## PROBLEM STATEMENT
Write every line of the material out exactly as shown.

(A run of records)
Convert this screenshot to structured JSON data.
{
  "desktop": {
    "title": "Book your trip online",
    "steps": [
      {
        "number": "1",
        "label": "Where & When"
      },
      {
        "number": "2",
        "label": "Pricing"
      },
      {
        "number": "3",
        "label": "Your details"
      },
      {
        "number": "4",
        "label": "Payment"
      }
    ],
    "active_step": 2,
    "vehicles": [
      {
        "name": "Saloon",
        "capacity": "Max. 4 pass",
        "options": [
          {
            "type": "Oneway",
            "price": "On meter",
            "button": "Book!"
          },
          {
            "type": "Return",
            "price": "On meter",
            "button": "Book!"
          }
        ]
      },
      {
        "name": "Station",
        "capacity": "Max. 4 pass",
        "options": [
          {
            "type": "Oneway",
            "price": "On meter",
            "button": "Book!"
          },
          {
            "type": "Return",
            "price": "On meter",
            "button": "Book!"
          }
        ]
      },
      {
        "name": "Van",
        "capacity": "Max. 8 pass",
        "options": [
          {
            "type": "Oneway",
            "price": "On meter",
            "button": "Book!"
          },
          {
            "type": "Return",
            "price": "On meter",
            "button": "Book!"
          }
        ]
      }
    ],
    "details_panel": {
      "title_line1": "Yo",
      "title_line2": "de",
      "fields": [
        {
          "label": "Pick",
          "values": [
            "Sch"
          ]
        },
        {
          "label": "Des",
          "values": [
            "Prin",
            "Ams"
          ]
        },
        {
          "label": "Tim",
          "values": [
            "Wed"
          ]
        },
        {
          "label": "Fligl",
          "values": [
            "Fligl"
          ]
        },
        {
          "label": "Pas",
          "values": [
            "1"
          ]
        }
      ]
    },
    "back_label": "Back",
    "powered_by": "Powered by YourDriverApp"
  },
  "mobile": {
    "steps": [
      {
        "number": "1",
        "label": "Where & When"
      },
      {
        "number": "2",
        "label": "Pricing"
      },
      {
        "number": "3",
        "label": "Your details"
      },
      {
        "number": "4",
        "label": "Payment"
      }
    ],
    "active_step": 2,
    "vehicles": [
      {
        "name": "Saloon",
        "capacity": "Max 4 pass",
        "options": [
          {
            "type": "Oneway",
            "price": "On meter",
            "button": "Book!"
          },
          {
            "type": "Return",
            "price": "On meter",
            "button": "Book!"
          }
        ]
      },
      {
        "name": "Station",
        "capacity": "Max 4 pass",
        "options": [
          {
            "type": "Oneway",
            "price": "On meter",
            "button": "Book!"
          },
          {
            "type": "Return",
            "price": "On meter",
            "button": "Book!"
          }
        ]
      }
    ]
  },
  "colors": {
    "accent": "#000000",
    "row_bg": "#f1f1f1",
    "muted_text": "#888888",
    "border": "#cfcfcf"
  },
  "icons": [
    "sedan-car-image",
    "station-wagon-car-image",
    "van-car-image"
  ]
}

## EXPECTED OUTPUT
Convert this screenshot to structured JSON data.
{
  "desktop": {
    "title": "Book your trip online",
    "steps": [
      {
        "number": "1",
        "label": "Where & When"
      },
      {
        "number": "2",
        "label": "Pricing"
      },
      {
        "number": "3",
        "label": "Your details"
      },
      {
        "number": "4",
        "label": "Payment"
      }
    ],
    "active_step": 2,
    "vehicles": [
      {
        "name": "Saloon",
        "capacity": "Max. 4 pass",
        "options": [
          {
            "type": "Oneway",
            "price": "On meter",
            "button": "Book!"
          },
          {
            "type": "Return",
            "price": "On meter",
            "button": "Book!"
          }
        ]
      },
      {
        "name": "Station",
        "capacity": "Max. 4 pass",
        "options": [
          {
            "type": "Oneway",
            "price": "On meter",
            "button": "Book!"
          },
          {
            "type": "Return",
            "price": "On meter",
            "button": "Book!"
          }
        ]
      },
      {
        "name": "Van",
        "capacity": "Max. 8 pass",
        "options": [
          {
            "type": "Oneway",
            "price": "On meter",
            "button": "Book!"
          },
          {
            "type": "Return",
            "price": "On meter",
            "button": "Book!"
          }
        ]
      }
    ],
    "details_panel": {
      "title_line1": "Yo",
      "title_line2": "de",
      "fields": [
        {
          "label": "Pick",
          "values": [
            "Sch"
          ]
        },
        {
          "label": "Des",
          "values": [
            "Prin",
            "Ams"
          ]
        },
        {
          "label": "Tim",
          "values": [
            "Wed"
          ]
        },
        {
          "label": "Fligl",
          "values": [
            "Fligl"
          ]
        },
        {
          "label": "Pas",
          "values": [
            "1"
          ]
        }
      ]
    },
    "back_label": "Back",
    "powered_by": "Powered by YourDriverApp"
  },
  "mobile": {
    "steps": [
      {
        "number": "1",
        "label": "Where & When"
      },
      {
        "number": "2",
        "label": "Pricing"
      },
      {
        "number": "3",
        "label": "Your details"
      },
      {
        "number": "4",
        "label": "Payment"
      }
    ],
    "active_step": 2,
    "vehicles": [
      {
        "name": "Saloon",
        "capacity": "Max 4 pass",
        "options": [
          {
            "type": "Oneway",
            "price": "On meter",
            "button": "Book!"
          },
          {
            "type": "Return",
            "price": "On meter",
            "button": "Book!"
          }
        ]
      },
      {
        "name": "Station",
        "capacity": "Max 4 pass",
        "options": [
          {
            "type": "Oneway",
            "price": "On meter",
            "button": "Book!"
          },
          {
            "type": "Return",
            "price": "On meter",
            "button": "Book!"
          }
        ]
      }
    ]
  },
  "colors": {
    "accent": "#000000",
    "row_bg": "#f1f1f1",
    "muted_text": "#888888",
    "border": "#cfcfcf"
  },
  "icons": [
    "sedan-car-image",
    "station-wagon-car-image",
    "van-car-image"
  ]
}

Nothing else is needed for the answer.